▸ **RAW RECORDS**
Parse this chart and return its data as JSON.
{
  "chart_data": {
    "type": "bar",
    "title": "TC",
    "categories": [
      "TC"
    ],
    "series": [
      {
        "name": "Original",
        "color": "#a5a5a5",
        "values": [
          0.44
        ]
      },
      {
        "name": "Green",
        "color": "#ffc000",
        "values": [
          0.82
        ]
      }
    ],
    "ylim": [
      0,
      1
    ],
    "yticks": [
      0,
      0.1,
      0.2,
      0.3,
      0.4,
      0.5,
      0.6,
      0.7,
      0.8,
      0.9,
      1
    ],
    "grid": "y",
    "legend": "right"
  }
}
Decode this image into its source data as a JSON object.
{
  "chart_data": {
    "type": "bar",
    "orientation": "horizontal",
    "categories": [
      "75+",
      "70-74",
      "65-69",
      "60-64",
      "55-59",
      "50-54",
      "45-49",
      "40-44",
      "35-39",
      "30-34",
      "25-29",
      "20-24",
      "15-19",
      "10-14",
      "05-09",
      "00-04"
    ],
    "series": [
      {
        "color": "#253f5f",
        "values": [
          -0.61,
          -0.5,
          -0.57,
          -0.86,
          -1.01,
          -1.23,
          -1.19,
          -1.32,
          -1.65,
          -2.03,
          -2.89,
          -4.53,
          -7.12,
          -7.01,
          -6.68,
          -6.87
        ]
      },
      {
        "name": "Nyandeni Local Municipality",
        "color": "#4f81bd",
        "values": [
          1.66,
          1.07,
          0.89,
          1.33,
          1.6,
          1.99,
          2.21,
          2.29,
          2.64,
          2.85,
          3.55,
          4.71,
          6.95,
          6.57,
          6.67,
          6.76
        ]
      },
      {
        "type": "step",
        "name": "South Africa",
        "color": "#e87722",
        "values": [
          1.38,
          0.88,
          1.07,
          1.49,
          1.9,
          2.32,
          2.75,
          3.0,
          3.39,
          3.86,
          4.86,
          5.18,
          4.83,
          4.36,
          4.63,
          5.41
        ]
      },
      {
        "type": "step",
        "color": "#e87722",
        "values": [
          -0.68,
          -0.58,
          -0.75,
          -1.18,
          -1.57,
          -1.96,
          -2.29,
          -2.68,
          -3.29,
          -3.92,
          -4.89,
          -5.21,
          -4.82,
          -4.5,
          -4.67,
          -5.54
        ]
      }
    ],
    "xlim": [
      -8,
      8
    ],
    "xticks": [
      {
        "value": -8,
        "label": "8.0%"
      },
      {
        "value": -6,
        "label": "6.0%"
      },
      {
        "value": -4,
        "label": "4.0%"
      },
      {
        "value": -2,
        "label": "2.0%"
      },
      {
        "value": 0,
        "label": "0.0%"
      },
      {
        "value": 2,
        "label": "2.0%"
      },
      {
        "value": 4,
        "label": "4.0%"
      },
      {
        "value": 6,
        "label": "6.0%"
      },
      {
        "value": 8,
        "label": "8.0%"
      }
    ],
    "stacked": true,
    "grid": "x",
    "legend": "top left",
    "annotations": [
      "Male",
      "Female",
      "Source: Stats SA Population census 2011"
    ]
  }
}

▸ **EXERCISE DIRECTIONS**
Copy out every line of the data above, exactly as given.

▸ **CORRECT RESPONSE**
Parse this chart and return its data as JSON.
{
  "chart_data": {
    "type": "bar",
    "title": "TC",
    "categories": [
      "TC"
    ],
    "series": [
      {
        "name": "Original",
        "color": "#a5a5a5",
        "values": [
          0.44
        ]
      },
      {
        "name": "Green",
        "color": "#ffc000",
        "values": [
          0.82
        ]
      }
    ],
    "ylim": [
      0,
      1
    ],
    "yticks": [
      0,
      0.1,
      0.2,
      0.3,
      0.4,
      0.5,
      0.6,
      0.7,
      0.8,
      0.9,
      1
    ],
    "grid": "y",
    "legend": "right"
  }
}
Decode this image into its source data as a JSON object.
{
  "chart_data": {
    "type": "bar",
    "orientation": "horizontal",
    "categories": [
      "75+",
      "70-74",
      "65-69",
      "60-64",
      "55-59",
      "50-54",
      "45-49",
      "40-44",
      "35-39",
      "30-34",
      "25-29",
      "20-24",
      "15-19",
      "10-14",
      "05-09",
      "00-04"
    ],
    "series": [
      {
        "color": "#253f5f",
        "values": [
          -0.61,
          -0.5,
          -0.57,
          -0.86,
          -1.01,
          -1.23,
          -1.19,
          -1.32,
          -1.65,
          -2.03,
          -2.89,
          -4.53,
          -7.12,
          -7.01,
          -6.68,
          -6.87
        ]
      },
      {
        "name": "Nyandeni Local Municipality",
        "color": "#4f81bd",
        "values": [
          1.66,
          1.07,
          0.89,
          1.33,
          1.6,
          1.99,
          2.21,
          2.29,
          2.64,
          2.85,
          3.55,
          4.71,
          6.95,
          6.57,
          6.67,
          6.76
        ]
      },
      {
        "type": "step",
        "name": "South Africa",
        "color": "#e87722",
        "values": [
          1.38,
          0.88,
          1.07,
          1.49,
          1.9,
          2.32,
          2.75,
          3.0,
          3.39,
          3.86,
          4.86,
          5.18,
          4.83,
          4.36,
          4.63,
          5.41
        ]
      },
      {
        "type": "step",
        "color": "#e87722",
        "values": [
          -0.68,
          -0.58,
          -0.75,
          -1.18,
          -1.57,
          -1.96,
          -2.29,
          -2.68,
          -3.29,
          -3.92,
          -4.89,
          -5.21,
          -4.82,
          -4.5,
          -4.67,
          -5.54
        ]
      }
    ],
    "xlim": [
      -8,
      8
    ],
    "xticks": [
      {
        "value": -8,
        "label": "8.0%"
      },
      {
        "value": -6,
        "label": "6.0%"
      },
      {
        "value": -4,
        "label": "4.0%"
      },
      {
        "value": -2,
        "label": "2.0%"
      },
      {
        "value": 0,
        "label": "0.0%"
      },
      {
        "value": 2,
        "label": "2.0%"
      },
      {
        "value": 4,
        "label": "4.0%"
      },
      {
        "value": 6,
        "label": "6.0%"
      },
      {
        "value": 8,
        "label": "8.0%"
      }
    ],
    "stacked": true,
    "grid": "x",
    "legend": "top left",
    "annotations": [
      "Male",
      "Female",
      "Source: Stats SA Population census 2011"
    ]
  }
}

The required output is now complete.